WHAT THE TASK ASKS> Give every entry again, word for word and in full.

◆ ◆ ◆ ◆ ◆ ◆ ◆

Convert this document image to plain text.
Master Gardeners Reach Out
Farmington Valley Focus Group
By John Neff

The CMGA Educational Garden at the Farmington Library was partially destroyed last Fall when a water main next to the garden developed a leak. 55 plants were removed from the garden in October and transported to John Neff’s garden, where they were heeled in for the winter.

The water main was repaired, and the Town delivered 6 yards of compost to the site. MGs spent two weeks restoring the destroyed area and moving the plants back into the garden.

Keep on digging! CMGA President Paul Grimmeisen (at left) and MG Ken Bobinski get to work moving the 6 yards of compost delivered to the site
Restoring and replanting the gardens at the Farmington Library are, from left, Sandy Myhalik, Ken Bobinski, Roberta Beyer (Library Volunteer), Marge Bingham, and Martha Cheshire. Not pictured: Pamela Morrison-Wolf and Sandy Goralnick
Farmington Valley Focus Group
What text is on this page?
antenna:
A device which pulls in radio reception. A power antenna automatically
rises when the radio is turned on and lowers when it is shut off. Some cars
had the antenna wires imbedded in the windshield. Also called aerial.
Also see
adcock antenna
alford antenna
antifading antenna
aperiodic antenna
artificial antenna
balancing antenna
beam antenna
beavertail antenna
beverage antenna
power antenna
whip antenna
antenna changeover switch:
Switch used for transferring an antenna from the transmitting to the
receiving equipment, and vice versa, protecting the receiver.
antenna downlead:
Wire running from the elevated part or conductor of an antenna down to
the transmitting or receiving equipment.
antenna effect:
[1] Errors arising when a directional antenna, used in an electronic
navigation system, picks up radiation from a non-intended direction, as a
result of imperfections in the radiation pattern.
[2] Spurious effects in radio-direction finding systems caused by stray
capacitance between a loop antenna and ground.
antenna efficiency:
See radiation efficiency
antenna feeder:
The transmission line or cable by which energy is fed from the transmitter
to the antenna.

◆ ◆ ◆ ◆ ◆ ◆ ◆

REPLY TO THE TASK>
Convert this document image to plain text.
Master Gardeners Reach Out
Farmington Valley Focus Group
By John Neff

The CMGA Educational Garden at the Farmington Library was partially destroyed last Fall when a water main next to the garden developed a leak. 55 plants were removed from the garden in October and transported to John Neff’s garden, where they were heeled in for the winter.

The water main was repaired, and the Town delivered 6 yards of compost to the site. MGs spent two weeks restoring the destroyed area and moving the plants back into the garden.

Keep on digging! CMGA President Paul Grimmeisen (at left) and MG Ken Bobinski get to work moving the 6 yards of compost delivered to the site
Restoring and replanting the gardens at the Farmington Library are, from left, Sandy Myhalik, Ken Bobinski, Roberta Beyer (Library Volunteer), Marge Bingham, and Martha Cheshire. Not pictured: Pamela Morrison-Wolf and Sandy Goralnick
Farmington Valley Focus Group
What text is on this page?
antenna:
A device which pulls in radio reception. A power antenna automatically
rises when the radio is turned on and lowers when it is shut off. Some cars
had the antenna wires imbedded in the windshield. Also called aerial.
Also see
adcock antenna
alford antenna
antifading antenna
aperiodic antenna
artificial antenna
balancing antenna
beam antenna
beavertail antenna
beverage antenna
power antenna
whip antenna
antenna changeover switch:
Switch used for transferring an antenna from the transmitting to the
receiving equipment, and vice versa, protecting the receiver.
antenna downlead:
Wire running from the elevated part or conductor of an antenna down to
the transmitting or receiving equipment.
antenna effect:
[1] Errors arising when a directional antenna, used in an electronic
navigation system, picks up radiation from a non-intended direction, as a
result of imperfections in the radiation pattern.
[2] Spurious effects in radio-direction finding systems caused by stray
capacitance between a loop antenna and ground.
antenna efficiency:
See radiation efficiency
antenna feeder:
The transmission line or cable by which energy is fed from the transmitter
to the antenna.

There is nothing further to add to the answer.